■ Task goal ■
Wherever a line holds the string "Acid", copy that line.

#### Record extracts ####

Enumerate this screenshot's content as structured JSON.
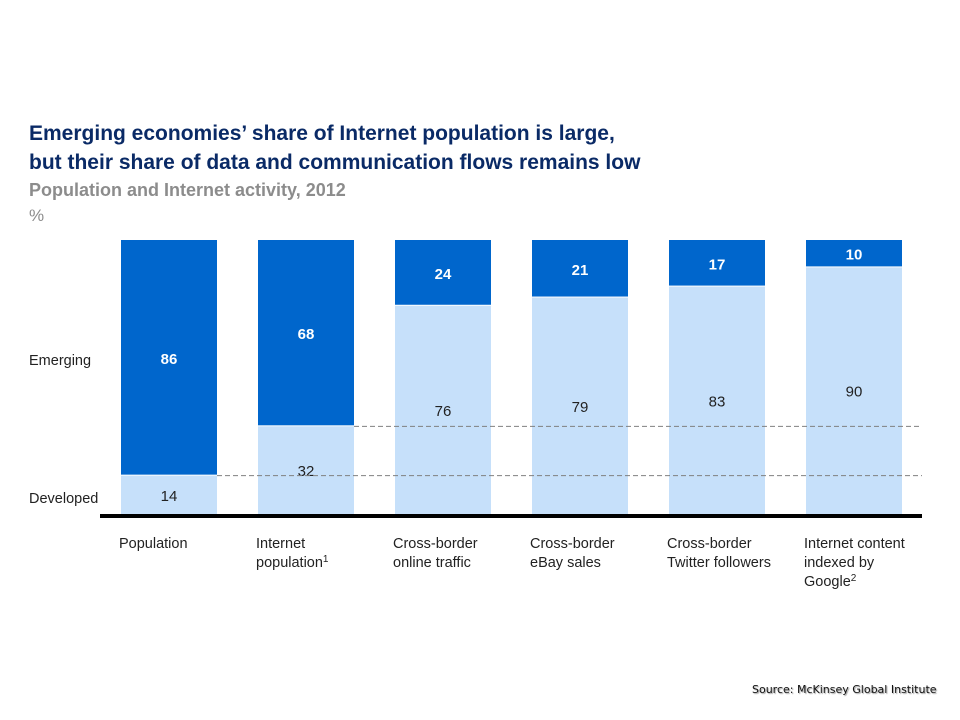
{
  "chart_data": {
    "type": "bar",
    "stacked": true,
    "title": "Emerging economies’ share of Internet population is large, but their share of data and communication flows remains low",
    "title_lines": [
      "Emerging economies’ share of Internet population is large,",
      "but their share of data and communication flows remains low"
    ],
    "subtitle": "Population and Internet activity, 2012",
    "unit": "%",
    "ylim": [
      0,
      100
    ],
    "categories": [
      {
        "lines": [
          "Population"
        ],
        "sup": ""
      },
      {
        "lines": [
          "Internet",
          "population"
        ],
        "sup": "1"
      },
      {
        "lines": [
          "Cross-border",
          "online traffic"
        ],
        "sup": ""
      },
      {
        "lines": [
          "Cross-border",
          "eBay sales"
        ],
        "sup": ""
      },
      {
        "lines": [
          "Cross-border",
          "Twitter followers"
        ],
        "sup": ""
      },
      {
        "lines": [
          "Internet content",
          "indexed by",
          "Google"
        ],
        "sup": "2"
      }
    ],
    "series": [
      {
        "name": "Developed",
        "color": "#c6e0fa",
        "label_color": "#222222",
        "values": [
          14,
          32,
          76,
          79,
          83,
          90
        ]
      },
      {
        "name": "Emerging",
        "color": "#0066cc",
        "label_color": "#ffffff",
        "values": [
          86,
          68,
          24,
          21,
          17,
          10
        ]
      }
    ],
    "reference_lines": [
      14,
      32
    ],
    "grid": false
  },
  "source": "Source: McKinsey Global Institute"
}
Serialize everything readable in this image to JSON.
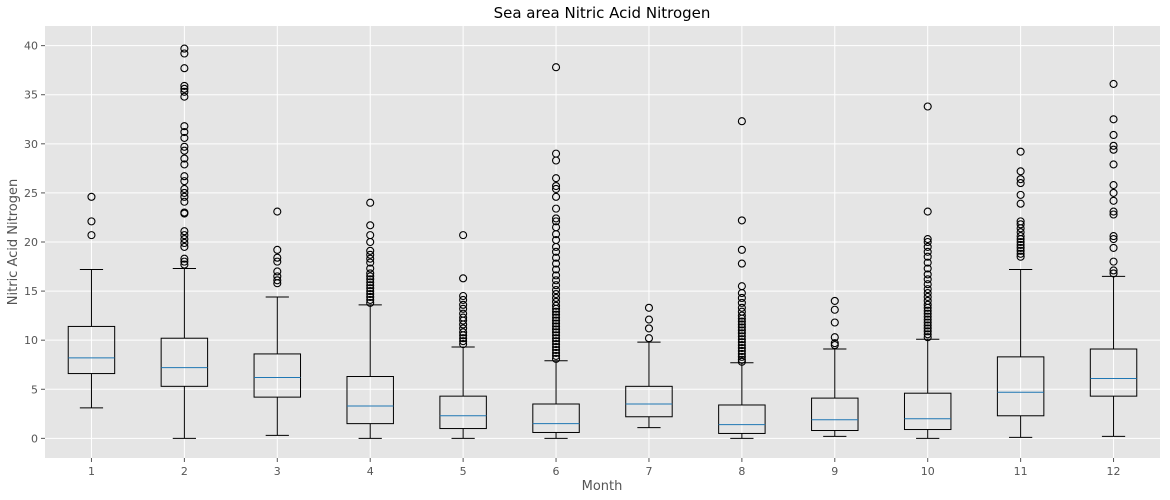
{
  "chart_data": {
    "type": "boxplot",
    "title": "Sea area Nitric Acid Nitrogen",
    "xlabel": "Month",
    "ylabel": "Nitric Acid Nitrogen",
    "categories": [
      "1",
      "2",
      "3",
      "4",
      "5",
      "6",
      "7",
      "8",
      "9",
      "10",
      "11",
      "12"
    ],
    "ylim": [
      -2,
      42
    ],
    "yticks": [
      0,
      5,
      10,
      15,
      20,
      25,
      30,
      35,
      40
    ],
    "grid": true,
    "boxes": [
      {
        "whisker_low": 3.1,
        "q1": 6.6,
        "median": 8.2,
        "q3": 11.4,
        "whisker_high": 17.2,
        "outliers": [
          20.7,
          22.1,
          24.6
        ]
      },
      {
        "whisker_low": 0.0,
        "q1": 5.3,
        "median": 7.2,
        "q3": 10.2,
        "whisker_high": 17.3,
        "outliers": [
          17.7,
          18.0,
          18.3,
          19.5,
          19.9,
          20.3,
          20.7,
          21.1,
          22.9,
          23.0,
          24.1,
          24.6,
          25.0,
          25.4,
          26.2,
          26.7,
          27.9,
          28.5,
          29.3,
          29.7,
          30.6,
          31.2,
          31.8,
          34.8,
          35.3,
          35.6,
          35.9,
          37.7,
          39.2,
          39.7
        ]
      },
      {
        "whisker_low": 0.3,
        "q1": 4.2,
        "median": 6.2,
        "q3": 8.6,
        "whisker_high": 14.4,
        "outliers": [
          15.8,
          16.1,
          16.5,
          17.0,
          18.0,
          18.4,
          19.2,
          23.1
        ]
      },
      {
        "whisker_low": 0.0,
        "q1": 1.5,
        "median": 3.3,
        "q3": 6.3,
        "whisker_high": 13.6,
        "outliers": [
          13.8,
          14.1,
          14.4,
          14.7,
          15.0,
          15.3,
          15.6,
          15.9,
          16.2,
          16.5,
          16.8,
          17.3,
          17.9,
          18.3,
          18.7,
          19.1,
          20.0,
          20.7,
          21.7,
          24.0
        ]
      },
      {
        "whisker_low": 0.0,
        "q1": 1.0,
        "median": 2.3,
        "q3": 4.3,
        "whisker_high": 9.3,
        "outliers": [
          9.6,
          9.9,
          10.2,
          10.5,
          10.8,
          11.2,
          11.6,
          12.0,
          12.3,
          12.7,
          13.2,
          13.6,
          14.1,
          14.5,
          16.3,
          20.7
        ]
      },
      {
        "whisker_low": 0.0,
        "q1": 0.6,
        "median": 1.5,
        "q3": 3.5,
        "whisker_high": 7.9,
        "outliers": [
          8.1,
          8.4,
          8.7,
          9.0,
          9.3,
          9.6,
          9.9,
          10.2,
          10.5,
          10.8,
          11.1,
          11.4,
          11.7,
          12.0,
          12.3,
          12.6,
          12.9,
          13.2,
          13.5,
          13.9,
          14.3,
          14.7,
          15.1,
          15.6,
          16.1,
          16.6,
          17.2,
          17.8,
          18.4,
          19.0,
          19.5,
          20.2,
          20.8,
          21.5,
          22.1,
          22.4,
          23.4,
          24.6,
          25.4,
          25.7,
          26.5,
          28.3,
          29.0,
          37.8
        ]
      },
      {
        "whisker_low": 1.1,
        "q1": 2.2,
        "median": 3.5,
        "q3": 5.3,
        "whisker_high": 9.8,
        "outliers": [
          10.2,
          11.2,
          12.1,
          13.3
        ]
      },
      {
        "whisker_low": 0.0,
        "q1": 0.5,
        "median": 1.4,
        "q3": 3.4,
        "whisker_high": 7.7,
        "outliers": [
          7.8,
          8.0,
          8.3,
          8.6,
          8.9,
          9.2,
          9.5,
          9.8,
          10.1,
          10.4,
          10.7,
          11.0,
          11.3,
          11.6,
          11.9,
          12.2,
          12.5,
          12.9,
          13.3,
          13.8,
          14.3,
          14.8,
          15.5,
          17.8,
          19.2,
          22.2,
          32.3
        ]
      },
      {
        "whisker_low": 0.2,
        "q1": 0.8,
        "median": 1.9,
        "q3": 4.1,
        "whisker_high": 9.1,
        "outliers": [
          9.5,
          9.7,
          10.3,
          11.8,
          13.1,
          14.0
        ]
      },
      {
        "whisker_low": 0.0,
        "q1": 0.9,
        "median": 2.0,
        "q3": 4.6,
        "whisker_high": 10.1,
        "outliers": [
          10.3,
          10.6,
          10.9,
          11.2,
          11.5,
          11.8,
          12.1,
          12.4,
          12.7,
          13.0,
          13.3,
          13.6,
          14.0,
          14.4,
          14.8,
          15.2,
          15.7,
          16.2,
          16.7,
          17.3,
          17.9,
          18.5,
          19.0,
          19.5,
          20.0,
          20.3,
          23.1,
          33.8
        ]
      },
      {
        "whisker_low": 0.1,
        "q1": 2.3,
        "median": 4.7,
        "q3": 8.3,
        "whisker_high": 17.2,
        "outliers": [
          18.5,
          18.8,
          19.1,
          19.4,
          19.7,
          20.0,
          20.3,
          20.6,
          21.0,
          21.4,
          21.8,
          22.1,
          23.9,
          24.8,
          26.0,
          26.4,
          27.2,
          29.2
        ]
      },
      {
        "whisker_low": 0.2,
        "q1": 4.3,
        "median": 6.1,
        "q3": 9.1,
        "whisker_high": 16.5,
        "outliers": [
          16.8,
          17.1,
          18.0,
          19.4,
          20.3,
          20.6,
          22.8,
          23.1,
          24.2,
          25.0,
          25.8,
          27.9,
          29.4,
          29.8,
          30.9,
          32.5,
          36.1
        ]
      }
    ]
  }
}
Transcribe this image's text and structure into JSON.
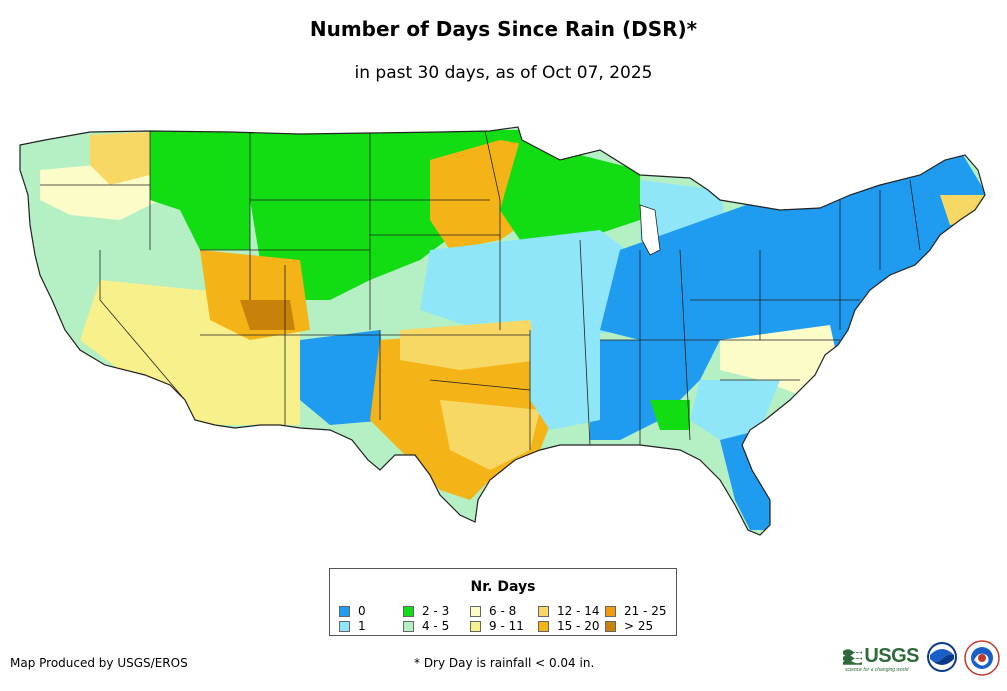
{
  "header": {
    "title": "Number of Days Since Rain (DSR)*",
    "subtitle": "in past 30 days, as of Oct 07, 2025"
  },
  "legend": {
    "title": "Nr. Days",
    "items": [
      {
        "label": "0",
        "color": "#1f9bf0"
      },
      {
        "label": "1",
        "color": "#8ee6f8"
      },
      {
        "label": "2 - 3",
        "color": "#12dc12"
      },
      {
        "label": "4 - 5",
        "color": "#b4f0c4"
      },
      {
        "label": "6 - 8",
        "color": "#fcfcc8"
      },
      {
        "label": "9 - 11",
        "color": "#f8f08a"
      },
      {
        "label": "12 - 14",
        "color": "#f8d864"
      },
      {
        "label": "15 - 20",
        "color": "#f4b418"
      },
      {
        "label": "21 - 25",
        "color": "#f09c10"
      },
      {
        "label": "> 25",
        "color": "#c8820a"
      }
    ]
  },
  "footer": {
    "credit": "Map Produced by USGS/EROS",
    "footnote": "* Dry Day is rainfall < 0.04 in.",
    "logo_usgs": "USGS",
    "logo_usgs_tagline": "science for a changing world",
    "logo_noaa": "noaa-logo",
    "logo_nws": "nws-logo"
  },
  "map": {
    "region": "Contiguous United States",
    "icon": "us-map"
  }
}
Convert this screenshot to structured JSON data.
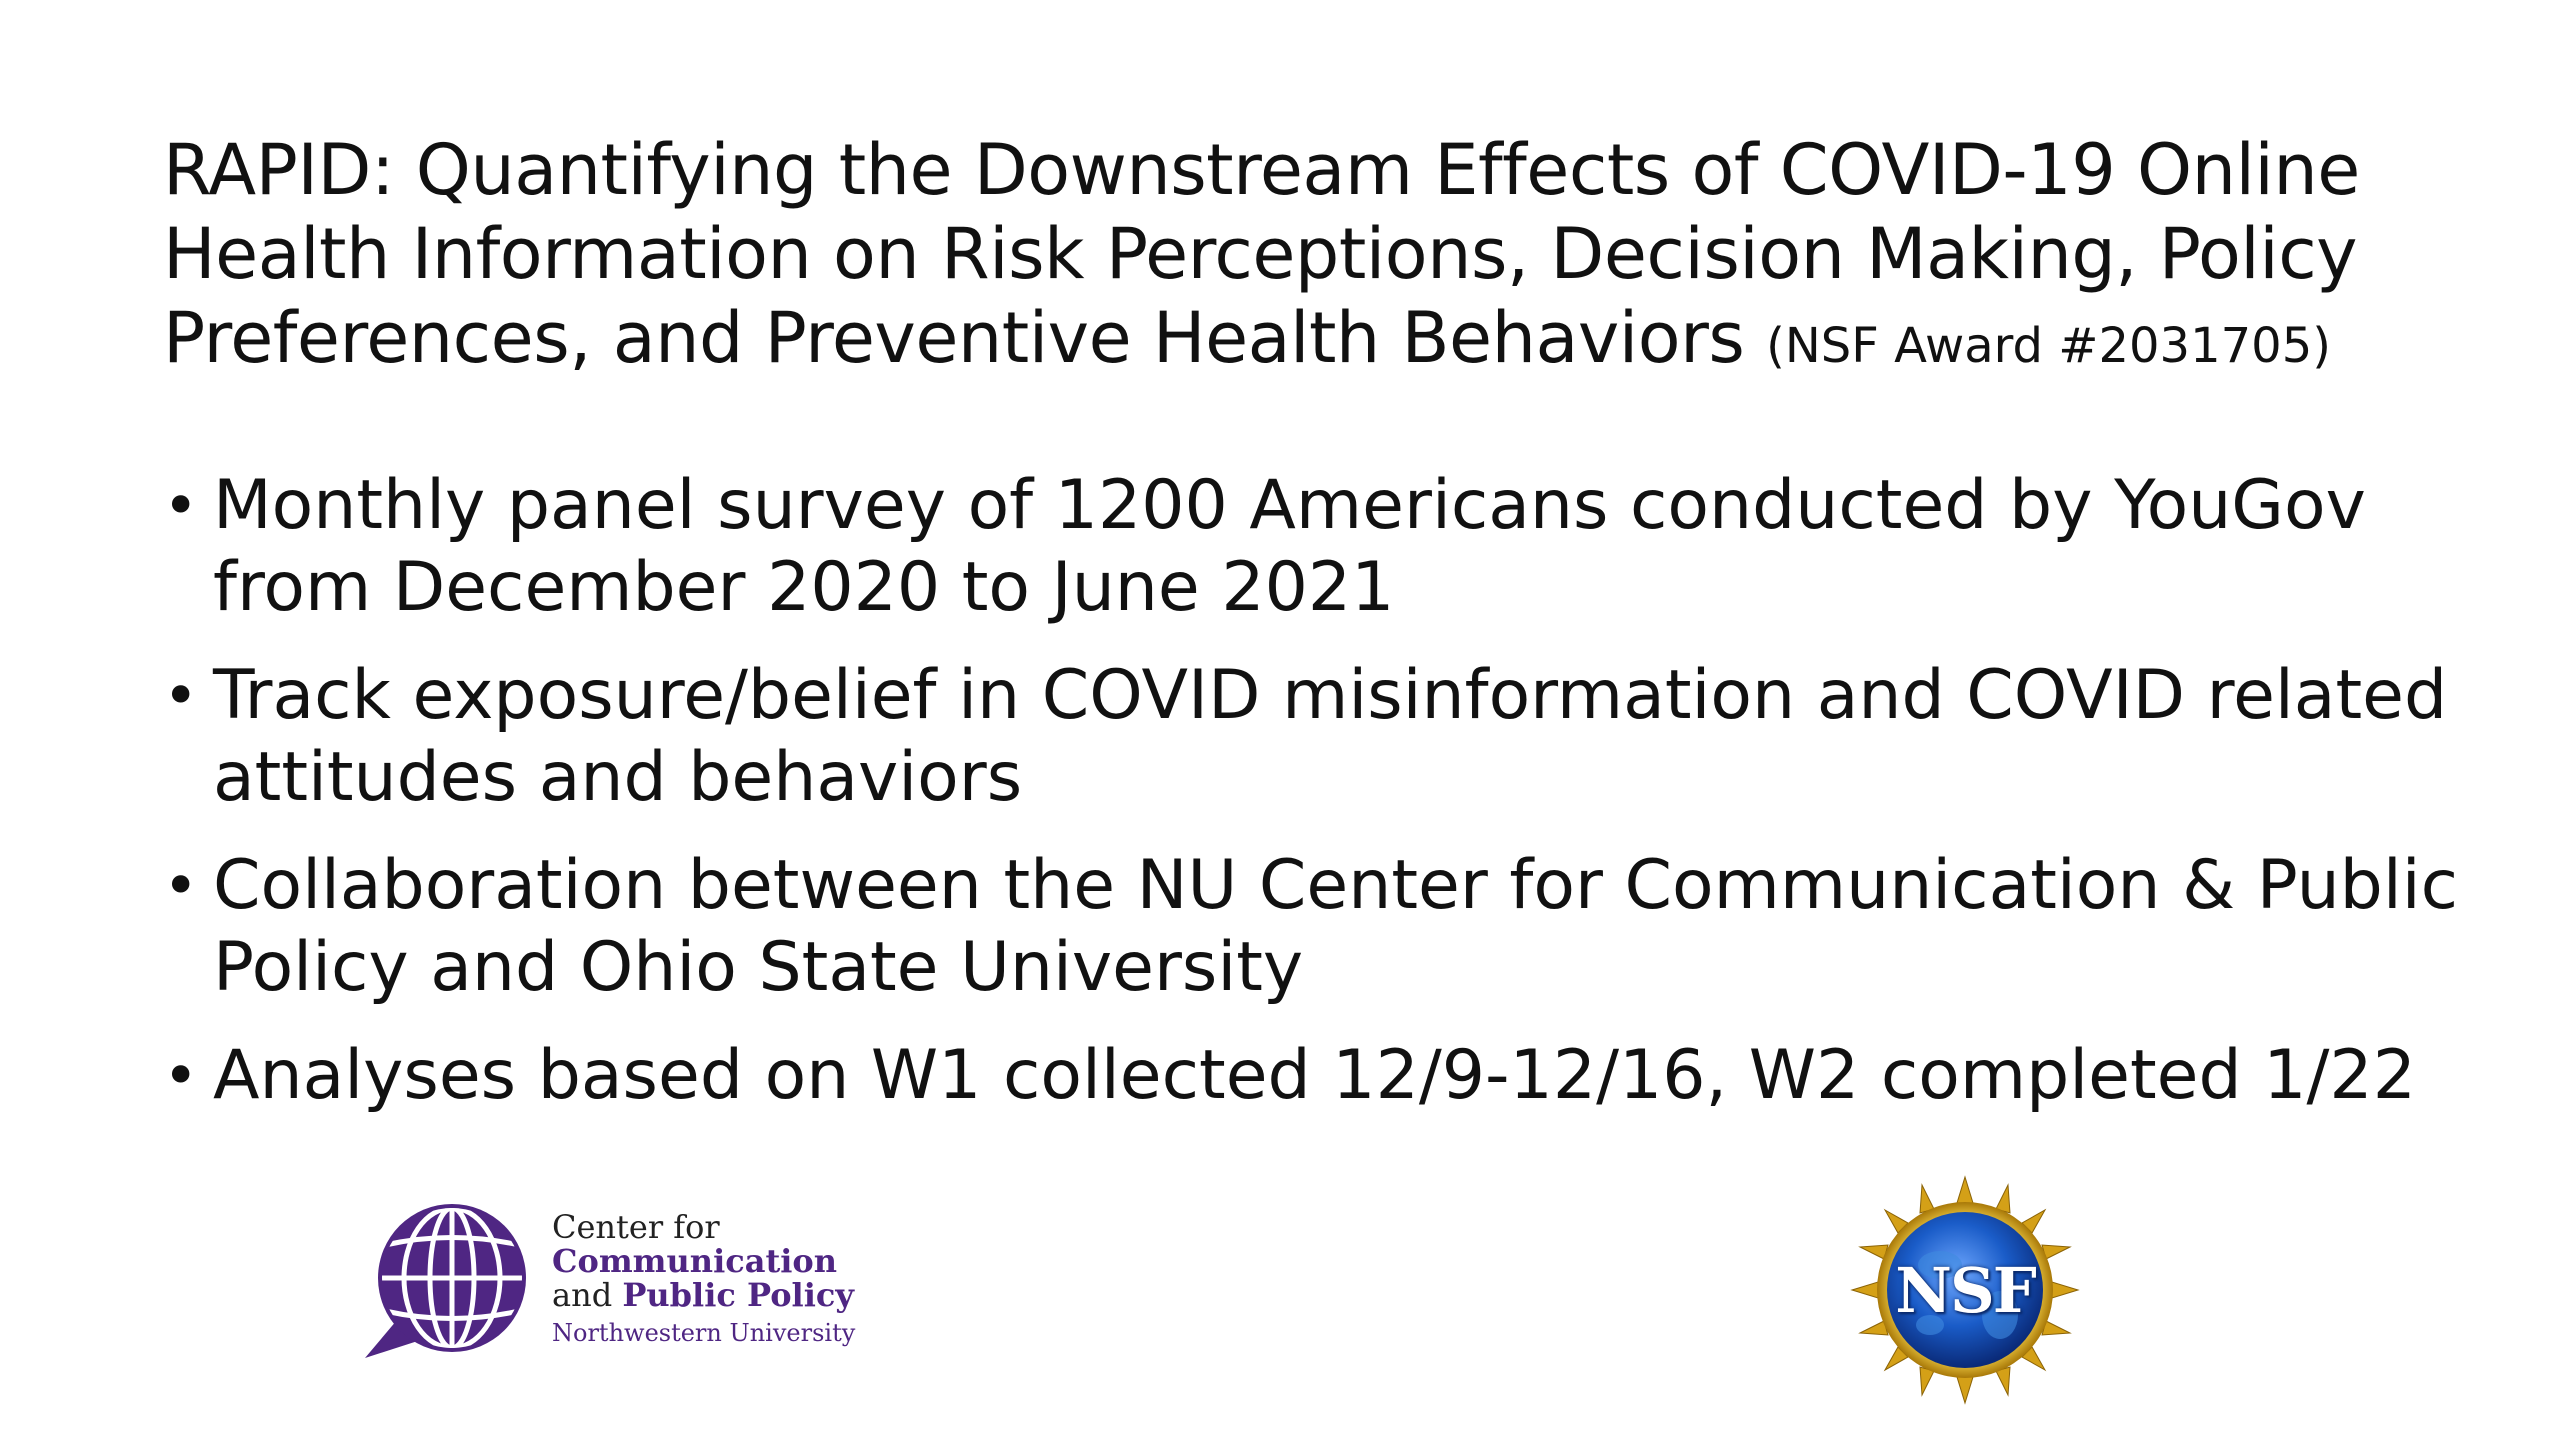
{
  "slide": {
    "title_main": "RAPID: Quantifying the Downstream Effects of COVID-19 Online Health Information on Risk Perceptions, Decision Making, Policy Preferences, and Preventive Health Behaviors",
    "title_award": "(NSF Award #2031705)",
    "bullet_symbol": "•",
    "bullets": [
      "Monthly panel survey of 1200 Americans conducted by YouGov from December 2020 to June 2021",
      "Track exposure/belief in COVID misinformation and COVID related attitudes and behaviors",
      "Collaboration between the NU Center for Communication & Public Policy and Ohio State University",
      "Analyses based on W1 collected 12/9-12/16, W2 completed 1/22"
    ]
  },
  "logos": {
    "ccpp": {
      "line1": "Center for",
      "line2": "Communication",
      "line3_prefix": "and ",
      "line3_bold": "Public Policy",
      "line4": "Northwestern University",
      "color": "#4f2683"
    },
    "nsf": {
      "text": "NSF",
      "globe_color": "#1a5cc8",
      "ring_color": "#d4a017"
    }
  }
}
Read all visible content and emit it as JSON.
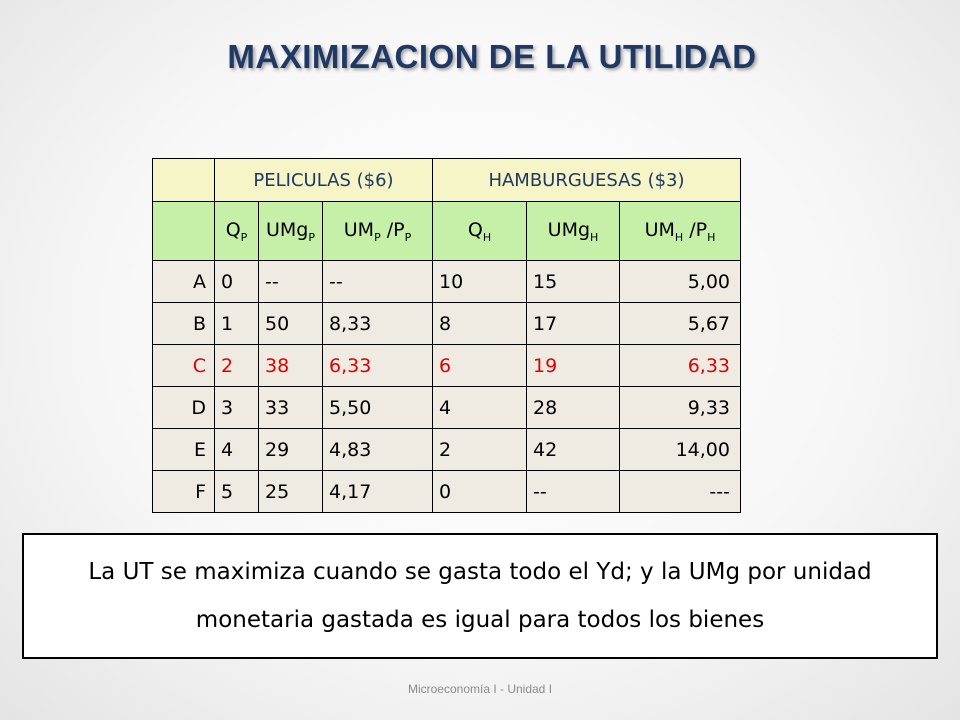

####

■ The completed task ■
    "title": "Sea area Nitric Acid Nitrogen",
    "ylabel": "Nitric Acid Nitrogen",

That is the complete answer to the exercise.